Sayfa:
□ □ □

Heykel kaidesiz olarak 46 metre yüksekliğinde, kaidesi ile birlikte ise meşalesinden yere kadar olan yüksekliği 93 metredir. Eser bakırdan metal kakma tekniği ile yapılmıştır. Yapıtın detayları, el işi olarak çekiç kullanılarak yapılmıştır. Bakırdan yapılan eser tuz ve su gibi çeşitli doğal etkenler nedeniyle oksitlenerek yeşil hale gelmiştir. Heykelin 28.100 kiloluk ağırlığının dengede kalabilmesi için bir mühendise ihtiyaç duyulmuştur. Yapıtın destek sisteminin yapımı için önce mimar Eugene Viollet-le-Duc görevlendirilmiştir. Duc’un meşalenin ve başın desteklenme planları 1879 yılında mimarın ölmesi nedeniyle yarıda kalmıştır. Duc’un ardından ise destek sistemi için dönemin en önemli Fransız mühendislerin biri olan Gustave Eiffel görevlendirilmiştir. Eiffel yapıt için iç destek sistemiyle yapıtın ayakta kalmasını sağlamıştır.

Heykel, Neoklasik üslupta yapılmıştır. Yapıtta konu edilen kadın figürü, özellikle Roma dönemi tanrıçası Libertas ve Yunan tanrıçası Athena ile benzerlik göstermektedir. Antik roma dönemi kıyafetleri giyen figür sağ elinde aydınlanmayı temsil eden bir meşale tutmaktadır. Heykelin diğer elinde ise bir tablet yer almaktadır. Tabletin üzerinde roma rakamıyla Amerikan bağımsızlık bildirgesinin yayımlanma tarihi ‘‘4 Temmuz 1776’’ yazmaktadır. Aslında bir anlamda kadın figür elinde bağımsızlık bildirgesini tutmaktadır. Figürün başına yer alan diademin yedi iğnesi yedi denizi, tacında bulunan 25 pencere ise dünyada bulunan değerli taşları temsil etmektedir. Günümüzde birçok ziyaretçinin fark etmediği heykel unsuru ile figürün ayaklarının altında bulunan kırılmış pranga ve zincir parçalarıdır. Bu parçalar Amerika’nın kazandığı özgürlüğü simgelemektedir.

□ □ □

Çözülecek Sorular:
**a)** Metne göre heykel kaidesiz olarak kaç metre yüksekliğindedir?
**b)** Metnin "Heykel kaidesiz olarak" sözlerinin geçtiği yerden başlayıp "ayakta kalmasını sağlamıştır." sözlerinden sonra biten kısmını, "çekiç" yerine "keski" koyarak yeniden yazar mısınız?
Yalnızca metindeki bilgilere dayanın.

Sayfa öğesi açıklamaları
□ □ □

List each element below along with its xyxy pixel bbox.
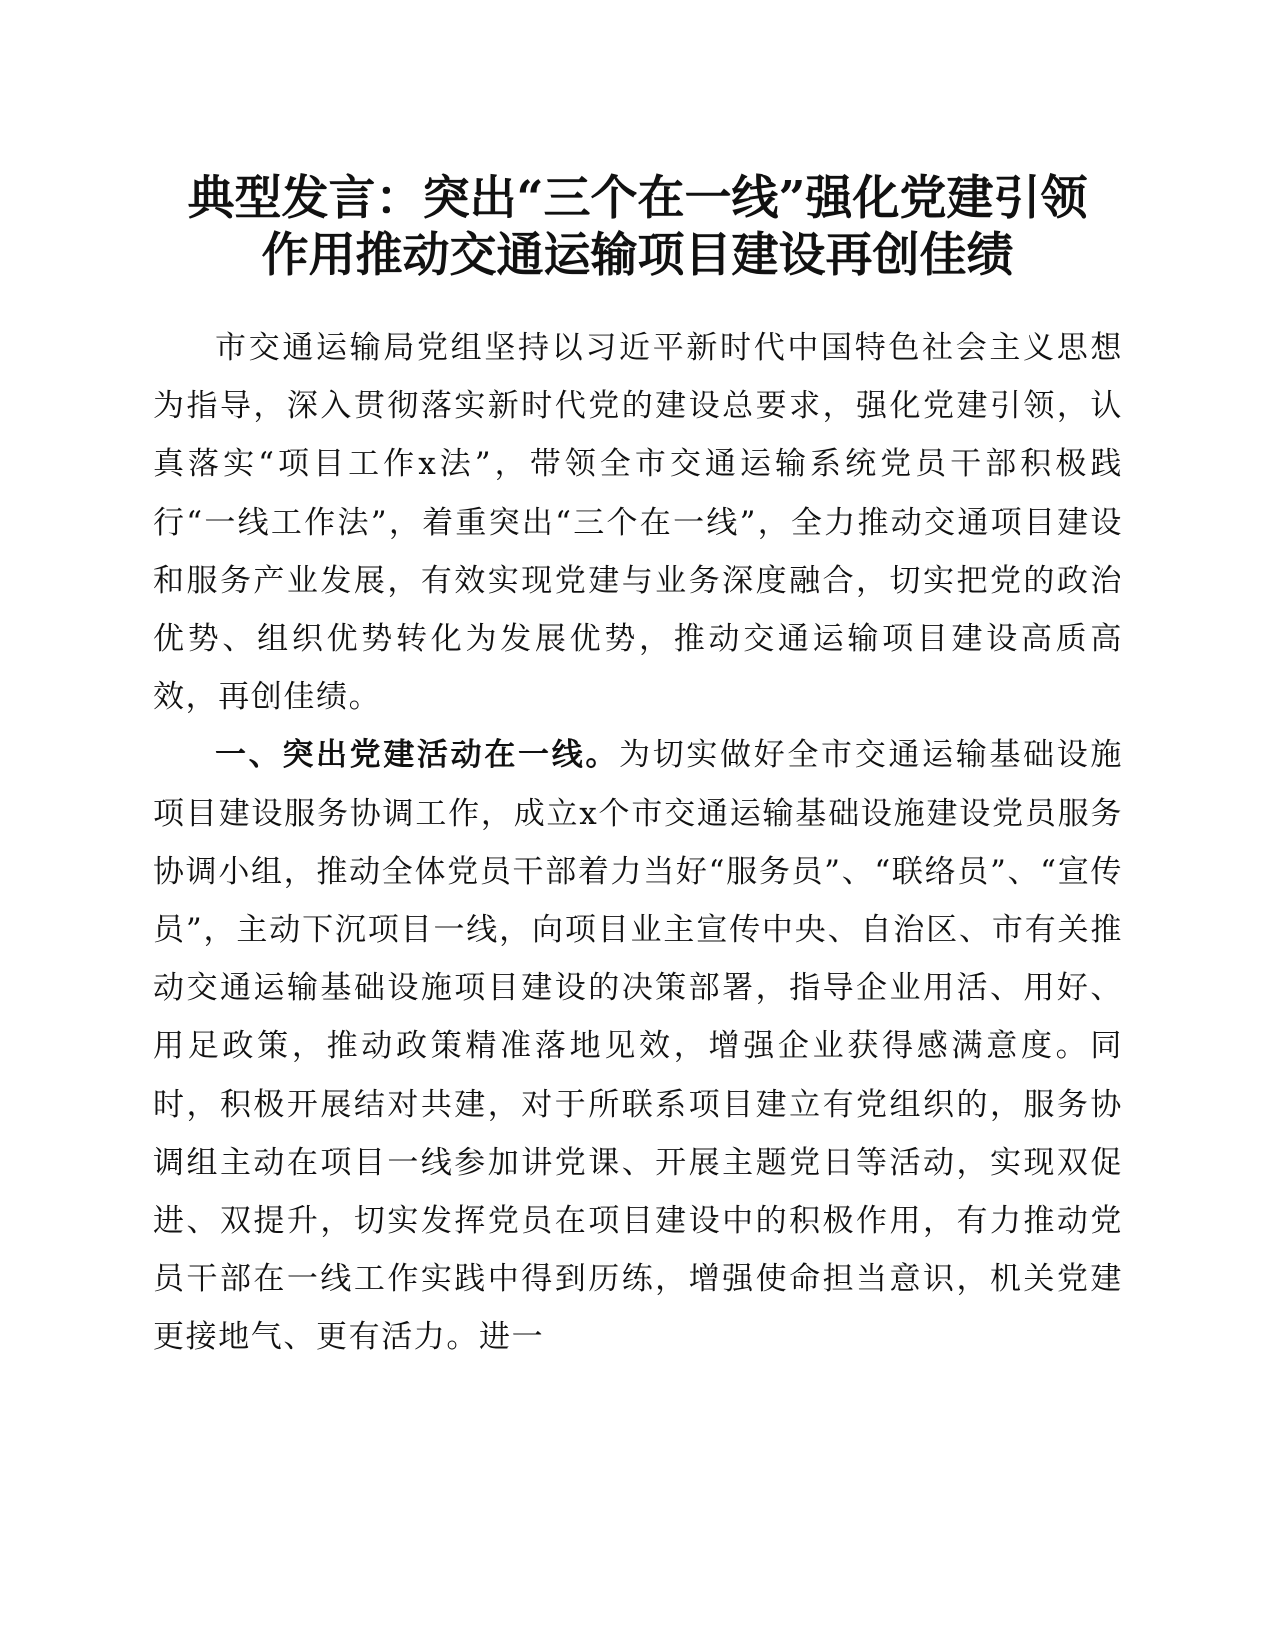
- document-title: [140, 170, 1135, 284]
- section-1-heading: 一、突出党建活动在一线。: [215, 737, 620, 774]
- title-line-1: 典型发言：突出“三个在一线”强化党建引领: [187, 171, 1088, 226]
- title-line-2: 作用推动交通运输项目建设再创佳绩: [261, 228, 1014, 283]
- intro-paragraph: 市交通运输局党组坚持以习近平新时代中国特色社会主义思想为指导，深入贯彻落实新时代党的建设总要求，强化党建引领，认真落实“项目工作x法”，带领全市交通运输系统党员干部积极践行“一线工作法”，着重突出“三个在一线”，全力推动交通项目建设和服务产业发展，有效实现党建与业务深度融合，切实把党的政治优势、组织优势转化为发展优势，推动交通运输项目建设高质高效，再创佳绩。: [153, 330, 1123, 716]
- section-1-text: 为切实做好全市交通运输基础设施项目建设服务协调工作，成立x个市交通运输基础设施建设党员服务协调小组，推动全体党员干部着力当好“服务员”、“联络员”、“宣传员”，主动下沉项目一线，向项目业主宣传中央、自治区、市有关推动交通运输基础设施项目建设的决策部署，指导企业用活、用好、用足政策，推动政策精准落地见效，增强企业获得感满意度。同时，积极开展结对共建，对于所联系项目建立有党组织的，服务协调组主动在项目一线参加讲党课、开展主题党日等活动，实现双促进、双提升，切实发挥党员在项目建设中的积极作用，有力推动党员干部在一线工作实践中得到历练，增强使命担当意识，机关党建更接地气、更有活力。进一: [153, 737, 1124, 1356]
- document-body: [153, 319, 1123, 1367]
- section-1-paragraph: [153, 726, 1123, 1366]
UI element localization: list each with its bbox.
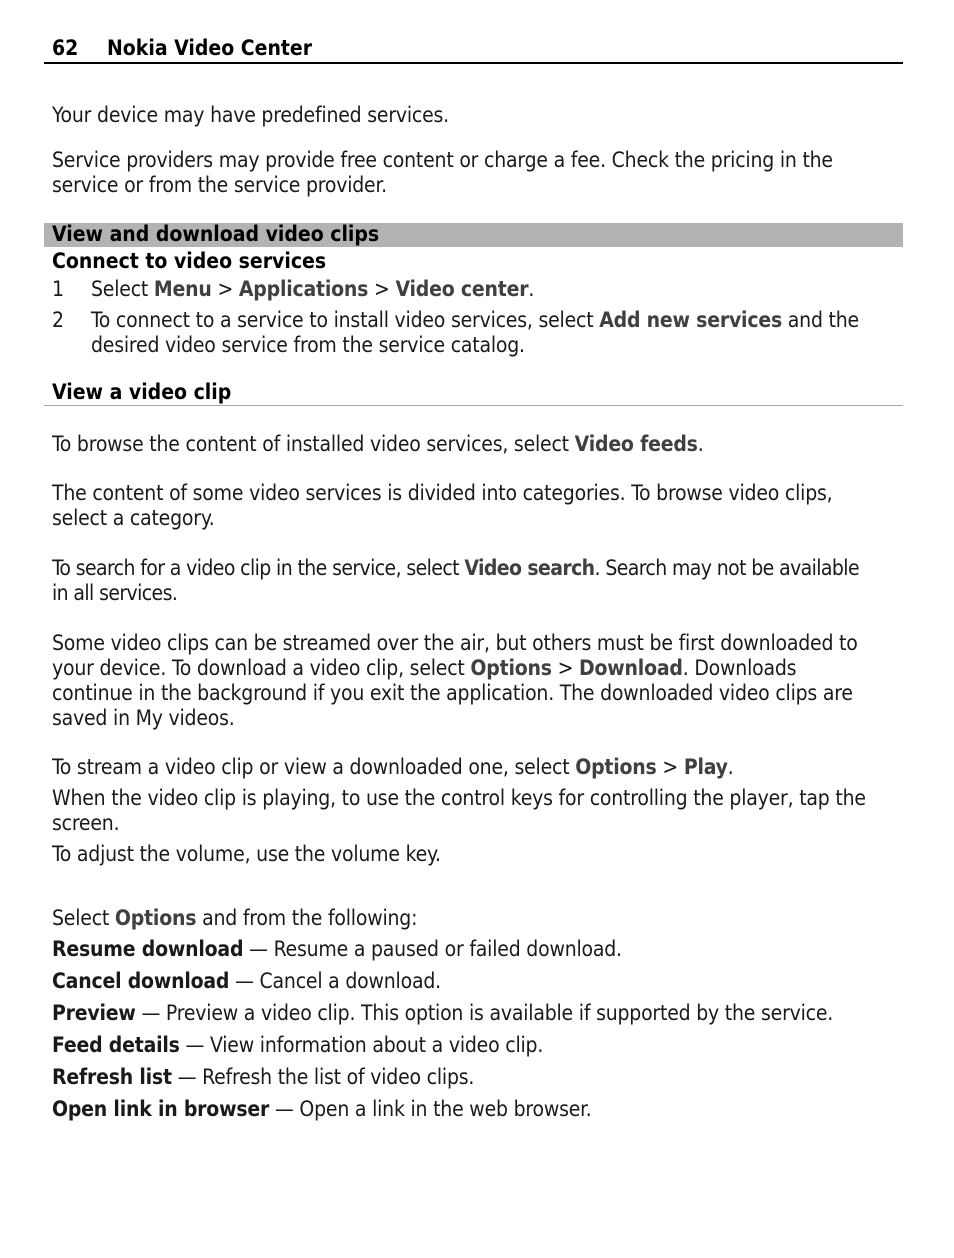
options-term: Options	[575, 755, 657, 779]
chapter-title: Nokia Video Center	[107, 36, 313, 60]
step-1: Select Menu > Applications > Video center.	[91, 277, 535, 301]
section-title: View and download video clips	[52, 222, 380, 246]
page-header	[44, 34, 903, 64]
option-term: Cancel download	[52, 969, 230, 993]
applications-term: Applications	[238, 277, 369, 301]
intro-paragraph-1: Your device may have predefined services.	[52, 103, 449, 127]
option-item: Open link in browser — Open a link in the web browser.	[52, 1097, 592, 1121]
connect-heading: Connect to video services	[52, 249, 327, 273]
view-paragraph-1: To browse the content of installed video services, select Video feeds.	[52, 432, 704, 456]
page-number: 62	[52, 36, 79, 60]
view-paragraph-6: When the video clip is playing, to use the control keys for controlling the player, tap the screen.	[52, 786, 866, 835]
menu-term: Menu	[153, 277, 212, 301]
option-item: Cancel download — Cancel a download.	[52, 969, 441, 993]
option-term: Refresh list	[52, 1065, 172, 1089]
heading-divider	[44, 405, 903, 406]
options-term: Options	[470, 656, 552, 680]
option-item: Resume download — Resume a paused or failed download.	[52, 937, 622, 961]
section-heading-bar	[44, 223, 903, 247]
add-new-services-term: Add new services	[599, 308, 782, 332]
view-paragraph-4: Some video clips can be streamed over the air, but others must be first downloaded to your device. To download a video clip, select Options > Download. Downloads continue in the background if you exit the application. The downloaded video clips are saved in My videos.	[52, 631, 858, 730]
option-item: Preview — Preview a video clip. This option is available if supported by the service.	[52, 1001, 834, 1025]
option-item: Feed details — View information about a video clip.	[52, 1033, 544, 1057]
view-paragraph-7: To adjust the volume, use the volume key.	[52, 842, 441, 866]
view-clip-heading: View a video clip	[52, 380, 232, 404]
option-item: Refresh list — Refresh the list of video clips.	[52, 1065, 475, 1089]
option-term: Open link in browser	[52, 1097, 270, 1121]
step-number-2: 2	[52, 308, 65, 332]
video-feeds-term: Video feeds	[574, 432, 698, 456]
option-term: Preview	[52, 1001, 136, 1025]
step-number-1: 1	[52, 277, 65, 301]
view-paragraph-3: To search for a video clip in the service, select Video search. Search may not be available in all services.	[52, 556, 859, 605]
intro-paragraph-2: Service providers may provide free content or charge a fee. Check the pricing in the service or from the service provider.	[52, 148, 833, 197]
download-term: Download	[579, 656, 683, 680]
view-paragraph-5: To stream a video clip or view a downloaded one, select Options > Play.	[52, 755, 734, 779]
option-term: Resume download	[52, 937, 244, 961]
play-term: Play	[683, 755, 728, 779]
video-search-term: Video search	[464, 556, 595, 580]
option-term: Feed details	[52, 1033, 180, 1057]
step-2: To connect to a service to install video services, select Add new services and the desired video service from the service catalog.	[91, 308, 859, 357]
view-paragraph-2: The content of some video services is divided into categories. To browse video clips, select a category.	[52, 481, 833, 530]
options-term: Options	[114, 906, 197, 930]
options-intro: Select Options and from the following:	[52, 906, 418, 930]
video-center-term: Video center	[395, 277, 529, 301]
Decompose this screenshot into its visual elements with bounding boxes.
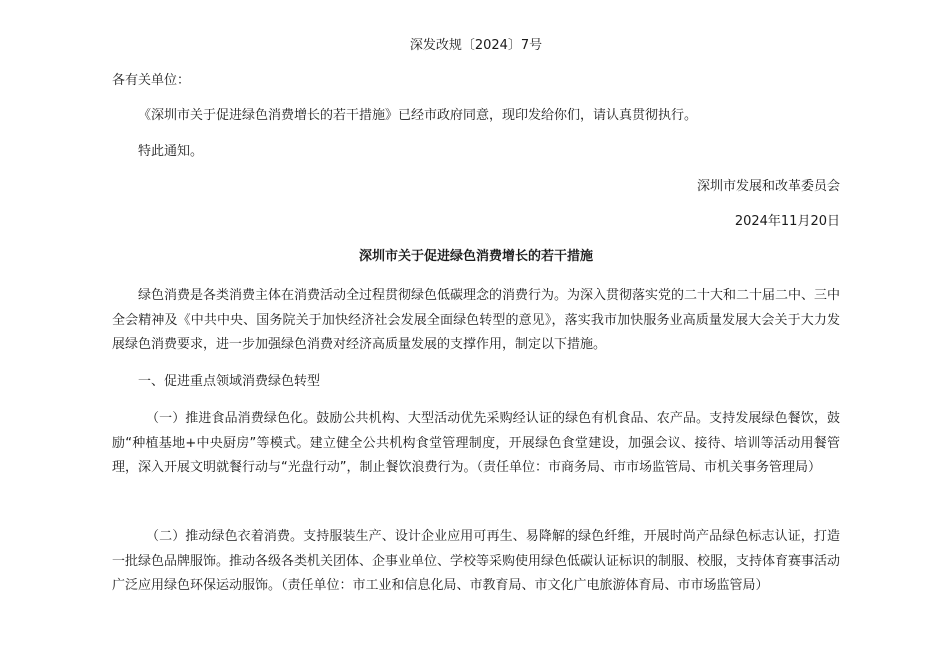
preamble-paragraph: 绿色消费是各类消费主体在消费活动全过程贯彻绿色低碳理念的消费行为。为深入贯彻落实党的二十大和二十届二中、三中全会精神及《中共中央、国务院关于加快经济社会发展全面绿色转型的意见》，落实我市加快服务业高质量发展大会关于大力发展绿色消费要求，进一步加强绿色消费对经济高质量发展的支撑作用，制定以下措施。 — [112, 288, 841, 352]
issue-date: 2024年11月20日 — [734, 214, 840, 229]
intro-paragraph: 《深圳市关于促进绿色消费增长的若干措施》已经市政府同意，现印发给你们，请认真贯彻执行。 — [138, 108, 698, 123]
measure-item-1: （一）推进食品消费绿色化。鼓励公共机构、大型活动优先采购经认证的绿色有机食品、农产品。支持发展绿色餐饮，鼓励“种植基地+中央厨房”等模式。建立健全公共机构食堂管理制度，开展绿色食堂建设，加强会议、接待、培训等活动用餐管理，深入开展文明就餐行动与“光盘行动”，制止餐饮浪费行为。（责任单位：市商务局、市市场监管局、市机关事务管理局） — [112, 411, 840, 475]
issuer: 深圳市发展和改革委员会 — [696, 179, 840, 194]
measure-item-2: （二）推动绿色衣着消费。支持服装生产、设计企业应用可再生、易降解的绿色纤维，开展时尚产品绿色标志认证，打造一批绿色品牌服饰。推动各级各类机关团体、企事业单位、学校等采购使用绿色低碳认证标识的制服、校服，支持体育赛事活动广泛应用绿色环保运动服饰。（责任单位：市工业和信息化局、市教育局、市文化广电旅游体育局、市市场监管局） — [112, 529, 841, 593]
section-heading-1: 一、促进重点领域消费绿色转型 — [138, 374, 321, 389]
salutation: 各有关单位： — [112, 73, 191, 88]
notice-text: 特此通知。 — [138, 144, 204, 159]
doc-number: 深发改规〔2024〕7号 — [409, 38, 543, 53]
document-title: 深圳市关于促进绿色消费增长的若干措施 — [358, 249, 593, 264]
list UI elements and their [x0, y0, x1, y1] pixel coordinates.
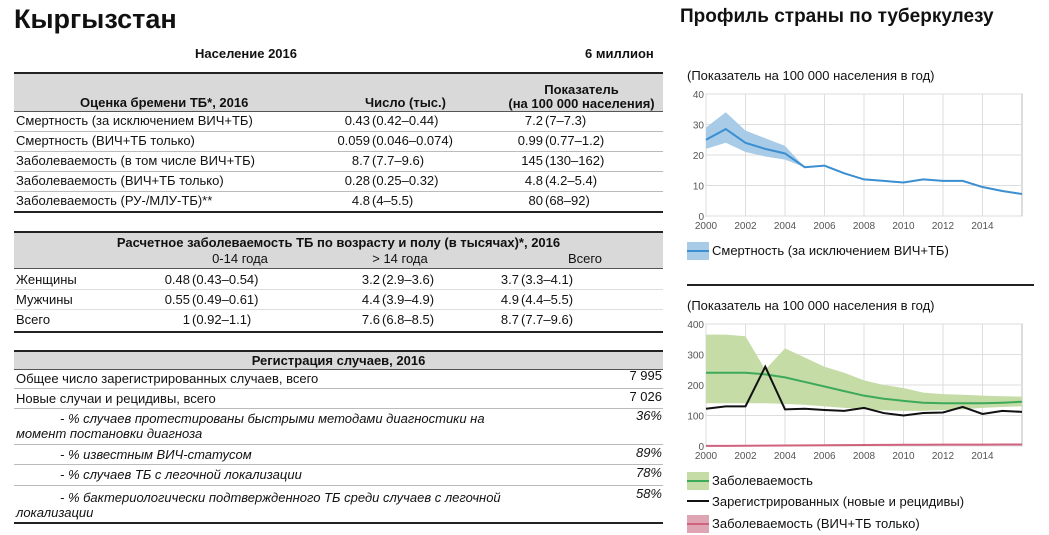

□ □ □

Yanıtlar:
**a)** 46 metre.

**b)**
Heykel kaidesiz olarak 46 metre yüksekliğinde, kaidesi ile birlikte ise meşalesinden yere kadar olan yüksekliği 93 metredir. Eser bakırdan metal kakma tekniği ile yapılmıştır. Yapıtın detayları, el işi olarak keski kullanılarak yapılmıştır. Bakırdan yapılan eser tuz ve su gibi çeşitli doğal etkenler nedeniyle oksitlenerek yeşil hale gelmiştir. Heykelin 28.100 kiloluk ağırlığının dengede kalabilmesi için bir mühendise ihtiyaç duyulmuştur. Yapıtın destek sisteminin yapımı için önce mimar Eugene Viollet-le-Duc görevlendirilmiştir. Duc’un meşalenin ve başın desteklenme planları 1879 yılında mimarın ölmesi nedeniyle yarıda kalmıştır. Duc’un ardından ise destek sistemi için dönemin en önemli Fransız mühendislerin biri olan Gustave Eiffel görevlendirilmiştir. Eiffel yapıt için iç destek sistemiyle yapıtın ayakta kalmasını sağlamıştır.